##### Data rows #####
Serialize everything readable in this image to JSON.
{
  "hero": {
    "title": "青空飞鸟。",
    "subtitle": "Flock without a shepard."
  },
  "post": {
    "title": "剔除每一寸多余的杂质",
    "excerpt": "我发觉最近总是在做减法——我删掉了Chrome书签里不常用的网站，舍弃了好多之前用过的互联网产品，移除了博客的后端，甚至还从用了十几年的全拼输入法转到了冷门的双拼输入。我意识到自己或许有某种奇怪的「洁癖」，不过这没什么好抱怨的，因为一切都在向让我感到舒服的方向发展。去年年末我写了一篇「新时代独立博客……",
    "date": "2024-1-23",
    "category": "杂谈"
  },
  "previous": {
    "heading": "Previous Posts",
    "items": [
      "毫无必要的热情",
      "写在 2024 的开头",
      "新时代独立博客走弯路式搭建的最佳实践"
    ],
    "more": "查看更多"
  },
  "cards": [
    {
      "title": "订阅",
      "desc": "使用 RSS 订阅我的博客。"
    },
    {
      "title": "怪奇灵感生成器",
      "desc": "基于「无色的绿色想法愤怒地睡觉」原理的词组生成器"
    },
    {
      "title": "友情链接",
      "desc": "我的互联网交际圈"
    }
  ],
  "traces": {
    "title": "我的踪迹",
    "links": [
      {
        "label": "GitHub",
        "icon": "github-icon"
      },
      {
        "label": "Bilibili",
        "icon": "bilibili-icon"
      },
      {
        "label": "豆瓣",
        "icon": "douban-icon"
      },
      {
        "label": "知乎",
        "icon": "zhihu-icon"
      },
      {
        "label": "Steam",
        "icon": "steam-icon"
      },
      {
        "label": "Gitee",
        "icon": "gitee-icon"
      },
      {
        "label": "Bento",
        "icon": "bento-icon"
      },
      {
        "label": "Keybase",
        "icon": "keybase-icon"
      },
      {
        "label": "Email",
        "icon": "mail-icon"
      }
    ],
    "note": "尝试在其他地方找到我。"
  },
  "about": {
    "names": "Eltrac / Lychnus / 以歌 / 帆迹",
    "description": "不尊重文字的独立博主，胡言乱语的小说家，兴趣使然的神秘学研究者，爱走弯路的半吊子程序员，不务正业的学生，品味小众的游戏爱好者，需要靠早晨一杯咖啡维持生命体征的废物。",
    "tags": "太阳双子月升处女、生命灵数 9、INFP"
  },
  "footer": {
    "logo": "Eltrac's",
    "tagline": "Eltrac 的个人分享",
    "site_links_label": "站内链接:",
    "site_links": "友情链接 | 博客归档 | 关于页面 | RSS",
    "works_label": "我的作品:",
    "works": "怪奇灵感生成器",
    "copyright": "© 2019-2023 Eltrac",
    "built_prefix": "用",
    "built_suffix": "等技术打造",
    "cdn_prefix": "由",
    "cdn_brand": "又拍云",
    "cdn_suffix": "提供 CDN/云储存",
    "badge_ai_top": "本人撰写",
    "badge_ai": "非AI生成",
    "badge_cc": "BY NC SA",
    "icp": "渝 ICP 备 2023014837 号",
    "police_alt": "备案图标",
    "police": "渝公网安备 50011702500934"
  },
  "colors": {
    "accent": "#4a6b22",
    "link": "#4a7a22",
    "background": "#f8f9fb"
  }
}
#####
• [Task statement]:
From the data above, gather every line that includes the word "icon".

• [Solution for this problem]:
        "icon": "github-icon"
        "icon": "bilibili-icon"
        "icon": "douban-icon"
        "icon": "zhihu-icon"
        "icon": "steam-icon"
        "icon": "gitee-icon"
        "icon": "bento-icon"
        "icon": "keybase-icon"
        "icon": "mail-icon"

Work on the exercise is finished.